- Exercise description -
Tally the lines holding "document" and state only that figure.
BEGIN Records to process
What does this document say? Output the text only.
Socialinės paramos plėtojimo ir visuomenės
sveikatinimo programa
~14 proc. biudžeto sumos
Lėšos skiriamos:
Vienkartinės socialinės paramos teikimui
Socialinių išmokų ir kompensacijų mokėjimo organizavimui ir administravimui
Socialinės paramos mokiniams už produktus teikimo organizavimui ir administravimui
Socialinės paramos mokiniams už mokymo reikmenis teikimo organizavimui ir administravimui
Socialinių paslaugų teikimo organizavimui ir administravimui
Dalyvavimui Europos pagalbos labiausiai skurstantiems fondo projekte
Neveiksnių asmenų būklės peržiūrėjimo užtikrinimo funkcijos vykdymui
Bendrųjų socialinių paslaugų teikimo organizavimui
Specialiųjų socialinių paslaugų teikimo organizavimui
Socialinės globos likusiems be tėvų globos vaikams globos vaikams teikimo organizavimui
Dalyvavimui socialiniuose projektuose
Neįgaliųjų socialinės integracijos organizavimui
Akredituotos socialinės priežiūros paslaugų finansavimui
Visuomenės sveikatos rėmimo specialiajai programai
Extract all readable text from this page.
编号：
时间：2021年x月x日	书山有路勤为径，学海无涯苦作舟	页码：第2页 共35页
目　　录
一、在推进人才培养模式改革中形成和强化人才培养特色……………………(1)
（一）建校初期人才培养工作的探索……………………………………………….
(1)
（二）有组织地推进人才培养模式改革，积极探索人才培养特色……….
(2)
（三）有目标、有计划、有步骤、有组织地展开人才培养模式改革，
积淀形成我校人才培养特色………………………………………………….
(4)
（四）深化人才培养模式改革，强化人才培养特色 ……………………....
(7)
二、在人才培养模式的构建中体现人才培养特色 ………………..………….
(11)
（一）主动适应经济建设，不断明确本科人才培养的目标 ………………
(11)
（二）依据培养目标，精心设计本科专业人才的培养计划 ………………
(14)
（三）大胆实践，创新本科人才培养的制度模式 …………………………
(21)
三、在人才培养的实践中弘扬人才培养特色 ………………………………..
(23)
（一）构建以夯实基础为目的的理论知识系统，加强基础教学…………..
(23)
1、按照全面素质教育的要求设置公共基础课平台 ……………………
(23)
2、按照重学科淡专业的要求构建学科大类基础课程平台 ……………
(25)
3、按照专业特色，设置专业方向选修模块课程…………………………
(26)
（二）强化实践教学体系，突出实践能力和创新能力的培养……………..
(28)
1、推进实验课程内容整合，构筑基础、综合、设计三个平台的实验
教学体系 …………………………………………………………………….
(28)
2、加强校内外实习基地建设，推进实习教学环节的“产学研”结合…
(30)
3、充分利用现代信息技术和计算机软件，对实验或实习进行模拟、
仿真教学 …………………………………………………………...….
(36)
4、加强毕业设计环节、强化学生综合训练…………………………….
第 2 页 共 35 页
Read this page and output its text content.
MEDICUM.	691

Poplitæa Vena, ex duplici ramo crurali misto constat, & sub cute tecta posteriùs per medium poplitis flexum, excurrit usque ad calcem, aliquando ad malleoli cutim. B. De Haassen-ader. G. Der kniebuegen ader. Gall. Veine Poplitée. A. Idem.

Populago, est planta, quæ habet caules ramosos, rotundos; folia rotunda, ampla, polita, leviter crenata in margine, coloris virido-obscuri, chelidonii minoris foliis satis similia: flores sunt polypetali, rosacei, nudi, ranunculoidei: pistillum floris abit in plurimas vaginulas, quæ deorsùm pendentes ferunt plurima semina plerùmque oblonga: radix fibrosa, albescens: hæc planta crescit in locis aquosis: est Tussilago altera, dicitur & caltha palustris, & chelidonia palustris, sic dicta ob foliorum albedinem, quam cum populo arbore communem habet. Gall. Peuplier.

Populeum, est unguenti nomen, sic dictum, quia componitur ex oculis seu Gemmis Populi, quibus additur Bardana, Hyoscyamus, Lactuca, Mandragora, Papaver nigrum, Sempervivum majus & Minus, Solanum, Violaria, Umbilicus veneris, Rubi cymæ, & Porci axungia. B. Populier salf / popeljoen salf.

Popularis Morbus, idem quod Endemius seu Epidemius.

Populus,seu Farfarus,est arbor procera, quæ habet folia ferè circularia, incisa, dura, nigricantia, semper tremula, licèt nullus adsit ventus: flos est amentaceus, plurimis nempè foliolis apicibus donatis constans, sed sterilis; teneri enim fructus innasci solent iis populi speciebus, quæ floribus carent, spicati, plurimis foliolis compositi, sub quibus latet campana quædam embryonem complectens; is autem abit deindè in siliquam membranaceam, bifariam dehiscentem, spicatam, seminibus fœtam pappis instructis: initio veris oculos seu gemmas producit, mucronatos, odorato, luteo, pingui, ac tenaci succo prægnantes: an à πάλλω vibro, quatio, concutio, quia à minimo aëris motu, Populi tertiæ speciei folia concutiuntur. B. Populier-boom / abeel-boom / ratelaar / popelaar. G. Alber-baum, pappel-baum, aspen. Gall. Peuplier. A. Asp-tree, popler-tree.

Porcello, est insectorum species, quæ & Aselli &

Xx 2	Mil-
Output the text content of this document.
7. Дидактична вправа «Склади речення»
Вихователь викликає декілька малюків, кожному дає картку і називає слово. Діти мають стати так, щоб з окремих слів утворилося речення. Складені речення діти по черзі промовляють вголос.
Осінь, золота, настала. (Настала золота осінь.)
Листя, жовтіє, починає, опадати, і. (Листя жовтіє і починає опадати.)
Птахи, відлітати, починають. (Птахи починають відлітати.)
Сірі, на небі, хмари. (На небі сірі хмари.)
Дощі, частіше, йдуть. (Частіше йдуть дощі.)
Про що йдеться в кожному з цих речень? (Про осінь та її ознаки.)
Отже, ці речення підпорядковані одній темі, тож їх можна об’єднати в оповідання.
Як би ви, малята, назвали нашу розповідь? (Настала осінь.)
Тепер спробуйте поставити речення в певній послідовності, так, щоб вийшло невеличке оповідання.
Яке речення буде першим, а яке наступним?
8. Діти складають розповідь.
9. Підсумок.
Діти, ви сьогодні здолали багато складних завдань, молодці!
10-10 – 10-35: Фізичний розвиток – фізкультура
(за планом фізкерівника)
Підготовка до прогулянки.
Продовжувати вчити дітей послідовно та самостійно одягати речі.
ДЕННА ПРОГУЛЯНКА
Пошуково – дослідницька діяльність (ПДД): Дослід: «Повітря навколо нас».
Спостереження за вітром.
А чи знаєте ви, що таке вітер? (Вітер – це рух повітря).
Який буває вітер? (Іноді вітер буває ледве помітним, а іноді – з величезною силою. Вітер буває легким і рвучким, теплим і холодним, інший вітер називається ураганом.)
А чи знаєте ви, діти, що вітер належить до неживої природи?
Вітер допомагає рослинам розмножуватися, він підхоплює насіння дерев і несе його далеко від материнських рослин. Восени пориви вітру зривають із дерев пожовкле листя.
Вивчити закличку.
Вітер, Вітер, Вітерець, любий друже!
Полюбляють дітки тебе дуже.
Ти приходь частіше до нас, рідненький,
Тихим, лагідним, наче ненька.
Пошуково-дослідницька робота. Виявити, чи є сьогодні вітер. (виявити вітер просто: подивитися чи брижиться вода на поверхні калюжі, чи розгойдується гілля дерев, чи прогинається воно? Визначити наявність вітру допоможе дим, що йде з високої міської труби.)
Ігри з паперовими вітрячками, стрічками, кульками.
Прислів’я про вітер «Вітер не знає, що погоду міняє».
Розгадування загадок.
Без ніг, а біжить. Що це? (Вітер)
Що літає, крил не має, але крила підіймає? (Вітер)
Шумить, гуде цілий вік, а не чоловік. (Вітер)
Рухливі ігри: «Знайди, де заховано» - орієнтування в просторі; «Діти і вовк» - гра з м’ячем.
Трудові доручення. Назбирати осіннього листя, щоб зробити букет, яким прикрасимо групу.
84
END Records to process
- Task answer -
2